[START]

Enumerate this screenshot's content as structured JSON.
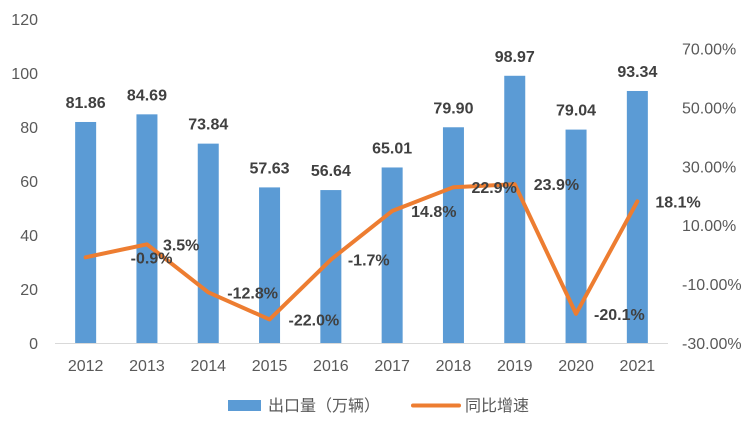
{
  "chart_data": {
    "type": "bar",
    "categories": [
      "2012",
      "2013",
      "2014",
      "2015",
      "2016",
      "2017",
      "2018",
      "2019",
      "2020",
      "2021"
    ],
    "series": [
      {
        "name": "出口量（万辆）",
        "type": "bar",
        "y_axis": "left",
        "color": "#5B9BD5",
        "values": [
          81.86,
          84.69,
          73.84,
          57.63,
          56.64,
          65.01,
          79.9,
          98.97,
          79.04,
          93.34
        ],
        "data_labels": [
          "81.86",
          "84.69",
          "73.84",
          "57.63",
          "56.64",
          "65.01",
          "79.90",
          "98.97",
          "79.04",
          "93.34"
        ]
      },
      {
        "name": "同比增速",
        "type": "line",
        "y_axis": "right",
        "color": "#ED7D31",
        "values": [
          -0.9,
          3.5,
          -12.8,
          -22.0,
          -1.7,
          14.8,
          22.9,
          23.9,
          -20.1,
          18.1
        ],
        "data_labels": [
          "-0.9%",
          "3.5%",
          "-12.8%",
          "-22.0%",
          "-1.7%",
          "14.8%",
          "22.9%",
          "23.9%",
          "-20.1%",
          "18.1%"
        ]
      }
    ],
    "y_left": {
      "ylim": [
        0,
        120
      ],
      "ticks": [
        0,
        20,
        40,
        60,
        80,
        100,
        120
      ],
      "tick_labels": [
        "0",
        "20",
        "40",
        "60",
        "80",
        "100",
        "120"
      ]
    },
    "y_right": {
      "ylim": [
        -30,
        80
      ],
      "ticks": [
        -30,
        -10,
        10,
        30,
        50,
        70
      ],
      "tick_labels": [
        "-30.00%",
        "-10.00%",
        "10.00%",
        "30.00%",
        "50.00%",
        "70.00%"
      ]
    },
    "grid": false,
    "legend": {
      "position": "bottom"
    }
  }
}
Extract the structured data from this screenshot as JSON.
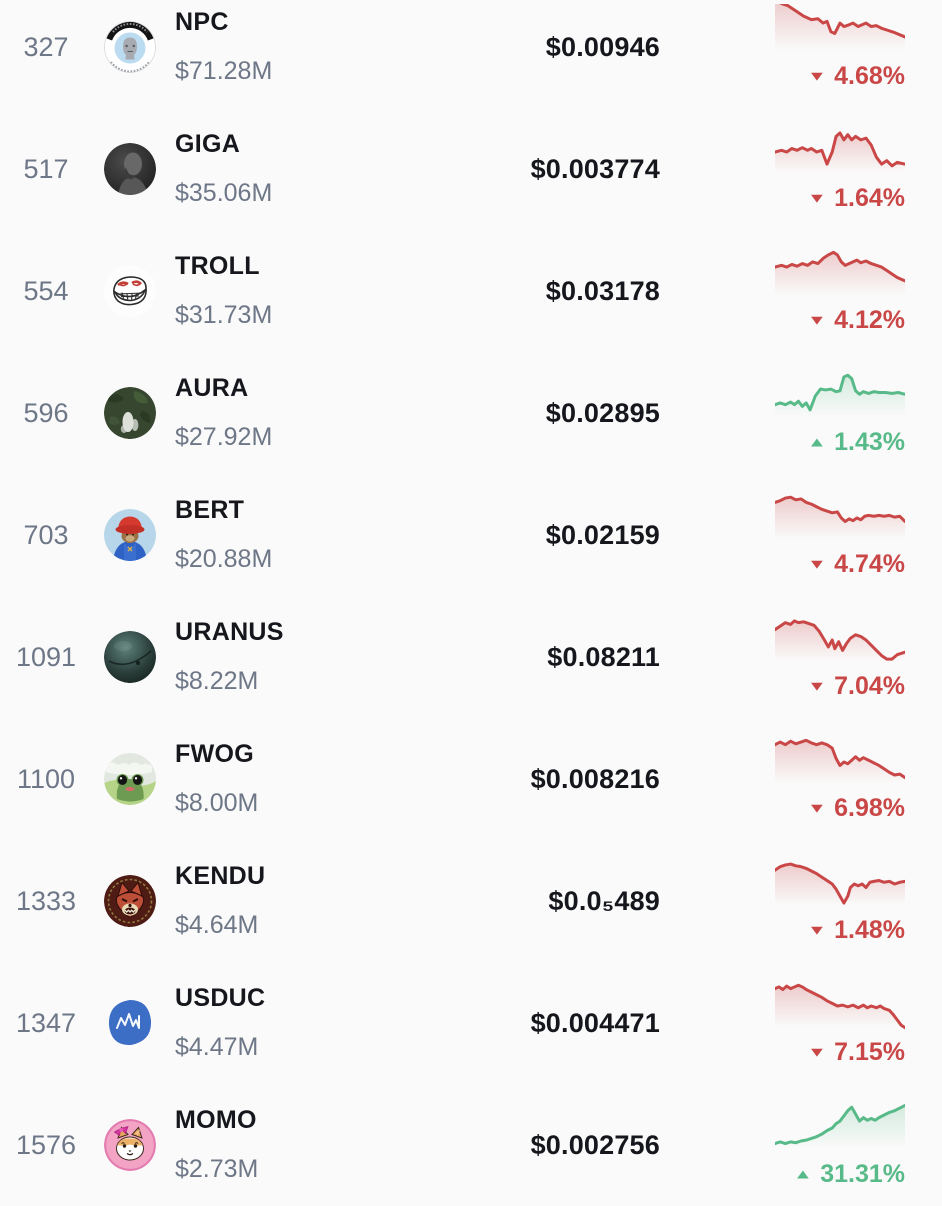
{
  "theme": {
    "background": "#fafafa",
    "text_primary": "#15171c",
    "text_secondary": "#6e7787",
    "down_color": "#c94847",
    "up_color": "#58ba88",
    "down_glyph": "▼",
    "up_glyph": "▲"
  },
  "list": {
    "rows": [
      {
        "rank": "327",
        "symbol": "NPC",
        "market_cap": "$71.28M",
        "price": "$0.00946",
        "change": "4.68%",
        "direction": "down",
        "icon": "npc-face-icon",
        "sparkline": [
          [
            0,
            -4
          ],
          [
            6,
            0
          ],
          [
            10,
            2
          ],
          [
            16,
            8
          ],
          [
            22,
            14
          ],
          [
            28,
            18
          ],
          [
            33,
            17
          ],
          [
            37,
            22
          ],
          [
            40,
            20
          ],
          [
            43,
            32
          ],
          [
            46,
            34
          ],
          [
            50,
            22
          ],
          [
            53,
            26
          ],
          [
            57,
            24
          ],
          [
            60,
            22
          ],
          [
            64,
            26
          ],
          [
            67,
            24
          ],
          [
            70,
            22
          ],
          [
            74,
            26
          ],
          [
            78,
            25
          ],
          [
            82,
            28
          ],
          [
            86,
            30
          ],
          [
            92,
            33
          ],
          [
            100,
            38
          ]
        ]
      },
      {
        "rank": "517",
        "symbol": "GIGA",
        "market_cap": "$35.06M",
        "price": "$0.003774",
        "change": "1.64%",
        "direction": "down",
        "icon": "giga-chad-icon",
        "sparkline": [
          [
            0,
            30
          ],
          [
            5,
            28
          ],
          [
            9,
            30
          ],
          [
            13,
            26
          ],
          [
            17,
            28
          ],
          [
            21,
            25
          ],
          [
            25,
            28
          ],
          [
            28,
            26
          ],
          [
            32,
            30
          ],
          [
            36,
            28
          ],
          [
            40,
            44
          ],
          [
            44,
            30
          ],
          [
            47,
            12
          ],
          [
            50,
            8
          ],
          [
            53,
            16
          ],
          [
            56,
            10
          ],
          [
            59,
            16
          ],
          [
            62,
            12
          ],
          [
            66,
            16
          ],
          [
            70,
            14
          ],
          [
            74,
            22
          ],
          [
            78,
            36
          ],
          [
            82,
            44
          ],
          [
            86,
            40
          ],
          [
            90,
            46
          ],
          [
            94,
            42
          ],
          [
            100,
            44
          ]
        ]
      },
      {
        "rank": "554",
        "symbol": "TROLL",
        "market_cap": "$31.73M",
        "price": "$0.03178",
        "change": "4.12%",
        "direction": "down",
        "icon": "troll-face-icon",
        "sparkline": [
          [
            0,
            22
          ],
          [
            5,
            20
          ],
          [
            9,
            22
          ],
          [
            13,
            19
          ],
          [
            17,
            21
          ],
          [
            21,
            18
          ],
          [
            25,
            20
          ],
          [
            29,
            16
          ],
          [
            33,
            18
          ],
          [
            37,
            12
          ],
          [
            41,
            8
          ],
          [
            45,
            5
          ],
          [
            48,
            8
          ],
          [
            51,
            16
          ],
          [
            54,
            20
          ],
          [
            57,
            18
          ],
          [
            60,
            16
          ],
          [
            63,
            14
          ],
          [
            66,
            17
          ],
          [
            70,
            15
          ],
          [
            74,
            18
          ],
          [
            78,
            20
          ],
          [
            82,
            22
          ],
          [
            86,
            26
          ],
          [
            90,
            30
          ],
          [
            94,
            34
          ],
          [
            100,
            38
          ]
        ]
      },
      {
        "rank": "596",
        "symbol": "AURA",
        "market_cap": "$27.92M",
        "price": "$0.02895",
        "change": "1.43%",
        "direction": "up",
        "icon": "aura-forest-icon",
        "sparkline": [
          [
            0,
            40
          ],
          [
            4,
            38
          ],
          [
            8,
            40
          ],
          [
            12,
            37
          ],
          [
            15,
            40
          ],
          [
            18,
            36
          ],
          [
            21,
            42
          ],
          [
            24,
            38
          ],
          [
            27,
            46
          ],
          [
            31,
            30
          ],
          [
            35,
            22
          ],
          [
            39,
            23
          ],
          [
            43,
            22
          ],
          [
            47,
            25
          ],
          [
            50,
            24
          ],
          [
            53,
            8
          ],
          [
            56,
            6
          ],
          [
            59,
            10
          ],
          [
            62,
            24
          ],
          [
            65,
            28
          ],
          [
            68,
            25
          ],
          [
            72,
            27
          ],
          [
            76,
            25
          ],
          [
            80,
            26
          ],
          [
            85,
            26
          ],
          [
            90,
            27
          ],
          [
            95,
            26
          ],
          [
            100,
            28
          ]
        ]
      },
      {
        "rank": "703",
        "symbol": "BERT",
        "market_cap": "$20.88M",
        "price": "$0.02159",
        "change": "4.74%",
        "direction": "down",
        "icon": "bert-bear-icon",
        "sparkline": [
          [
            0,
            12
          ],
          [
            4,
            10
          ],
          [
            8,
            7
          ],
          [
            12,
            6
          ],
          [
            16,
            9
          ],
          [
            20,
            8
          ],
          [
            24,
            12
          ],
          [
            28,
            14
          ],
          [
            32,
            17
          ],
          [
            36,
            20
          ],
          [
            40,
            22
          ],
          [
            44,
            24
          ],
          [
            48,
            23
          ],
          [
            51,
            30
          ],
          [
            54,
            34
          ],
          [
            57,
            31
          ],
          [
            60,
            33
          ],
          [
            63,
            30
          ],
          [
            66,
            32
          ],
          [
            69,
            28
          ],
          [
            72,
            27
          ],
          [
            76,
            28
          ],
          [
            80,
            27
          ],
          [
            84,
            28
          ],
          [
            88,
            27
          ],
          [
            92,
            29
          ],
          [
            96,
            28
          ],
          [
            100,
            34
          ]
        ]
      },
      {
        "rank": "1091",
        "symbol": "URANUS",
        "market_cap": "$8.22M",
        "price": "$0.08211",
        "change": "7.04%",
        "direction": "down",
        "icon": "uranus-planet-icon",
        "sparkline": [
          [
            0,
            18
          ],
          [
            4,
            14
          ],
          [
            8,
            10
          ],
          [
            12,
            12
          ],
          [
            15,
            8
          ],
          [
            18,
            10
          ],
          [
            22,
            9
          ],
          [
            26,
            11
          ],
          [
            30,
            13
          ],
          [
            34,
            20
          ],
          [
            38,
            30
          ],
          [
            41,
            38
          ],
          [
            44,
            30
          ],
          [
            46,
            40
          ],
          [
            49,
            32
          ],
          [
            52,
            42
          ],
          [
            55,
            34
          ],
          [
            58,
            28
          ],
          [
            62,
            24
          ],
          [
            66,
            26
          ],
          [
            70,
            30
          ],
          [
            74,
            36
          ],
          [
            78,
            42
          ],
          [
            82,
            48
          ],
          [
            86,
            52
          ],
          [
            90,
            52
          ],
          [
            94,
            47
          ],
          [
            100,
            44
          ]
        ]
      },
      {
        "rank": "1100",
        "symbol": "FWOG",
        "market_cap": "$8.00M",
        "price": "$0.008216",
        "change": "6.98%",
        "direction": "down",
        "icon": "fwog-frog-icon",
        "sparkline": [
          [
            0,
            10
          ],
          [
            4,
            7
          ],
          [
            8,
            10
          ],
          [
            12,
            6
          ],
          [
            16,
            9
          ],
          [
            20,
            7
          ],
          [
            24,
            5
          ],
          [
            28,
            8
          ],
          [
            32,
            10
          ],
          [
            36,
            8
          ],
          [
            40,
            10
          ],
          [
            44,
            14
          ],
          [
            47,
            26
          ],
          [
            50,
            34
          ],
          [
            53,
            30
          ],
          [
            56,
            32
          ],
          [
            59,
            28
          ],
          [
            62,
            24
          ],
          [
            65,
            28
          ],
          [
            68,
            25
          ],
          [
            72,
            28
          ],
          [
            76,
            31
          ],
          [
            80,
            34
          ],
          [
            84,
            38
          ],
          [
            88,
            42
          ],
          [
            92,
            45
          ],
          [
            96,
            44
          ],
          [
            100,
            48
          ]
        ]
      },
      {
        "rank": "1333",
        "symbol": "KENDU",
        "market_cap": "$4.64M",
        "price": "$0.0₅489",
        "change": "1.48%",
        "direction": "down",
        "icon": "kendu-dog-icon",
        "sparkline": [
          [
            0,
            14
          ],
          [
            4,
            10
          ],
          [
            8,
            8
          ],
          [
            12,
            7
          ],
          [
            16,
            9
          ],
          [
            20,
            10
          ],
          [
            24,
            12
          ],
          [
            28,
            15
          ],
          [
            32,
            18
          ],
          [
            36,
            22
          ],
          [
            40,
            26
          ],
          [
            44,
            30
          ],
          [
            47,
            36
          ],
          [
            50,
            44
          ],
          [
            53,
            52
          ],
          [
            56,
            44
          ],
          [
            58,
            34
          ],
          [
            61,
            30
          ],
          [
            64,
            32
          ],
          [
            67,
            30
          ],
          [
            70,
            34
          ],
          [
            73,
            28
          ],
          [
            76,
            27
          ],
          [
            80,
            26
          ],
          [
            84,
            28
          ],
          [
            88,
            27
          ],
          [
            92,
            30
          ],
          [
            96,
            28
          ],
          [
            100,
            27
          ]
        ]
      },
      {
        "rank": "1347",
        "symbol": "USDUC",
        "market_cap": "$4.47M",
        "price": "$0.004471",
        "change": "7.15%",
        "direction": "down",
        "icon": "usduc-chart-icon",
        "sparkline": [
          [
            0,
            10
          ],
          [
            3,
            8
          ],
          [
            6,
            11
          ],
          [
            9,
            7
          ],
          [
            12,
            10
          ],
          [
            15,
            8
          ],
          [
            18,
            6
          ],
          [
            21,
            8
          ],
          [
            24,
            11
          ],
          [
            28,
            14
          ],
          [
            32,
            17
          ],
          [
            36,
            20
          ],
          [
            40,
            24
          ],
          [
            44,
            27
          ],
          [
            48,
            30
          ],
          [
            52,
            29
          ],
          [
            56,
            31
          ],
          [
            60,
            29
          ],
          [
            64,
            32
          ],
          [
            68,
            29
          ],
          [
            71,
            32
          ],
          [
            74,
            30
          ],
          [
            78,
            32
          ],
          [
            81,
            30
          ],
          [
            84,
            33
          ],
          [
            88,
            35
          ],
          [
            91,
            40
          ],
          [
            94,
            46
          ],
          [
            97,
            52
          ],
          [
            100,
            55
          ]
        ]
      },
      {
        "rank": "1576",
        "symbol": "MOMO",
        "market_cap": "$2.73M",
        "price": "$0.002756",
        "change": "31.31%",
        "direction": "up",
        "icon": "momo-dog-icon",
        "sparkline": [
          [
            0,
            48
          ],
          [
            4,
            46
          ],
          [
            8,
            48
          ],
          [
            12,
            46
          ],
          [
            16,
            47
          ],
          [
            20,
            45
          ],
          [
            24,
            44
          ],
          [
            28,
            42
          ],
          [
            32,
            40
          ],
          [
            36,
            37
          ],
          [
            40,
            33
          ],
          [
            44,
            30
          ],
          [
            47,
            25
          ],
          [
            50,
            22
          ],
          [
            53,
            16
          ],
          [
            56,
            10
          ],
          [
            59,
            6
          ],
          [
            62,
            14
          ],
          [
            65,
            22
          ],
          [
            68,
            18
          ],
          [
            71,
            21
          ],
          [
            74,
            19
          ],
          [
            77,
            21
          ],
          [
            80,
            18
          ],
          [
            84,
            15
          ],
          [
            88,
            12
          ],
          [
            92,
            10
          ],
          [
            96,
            7
          ],
          [
            100,
            4
          ]
        ]
      }
    ]
  }
}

[END]

_WHAT YOU ARE ASKED TO DO_:
Give only the number of lines in the entries above that hold the string "this".

_REPLY TO THE TASK_:
2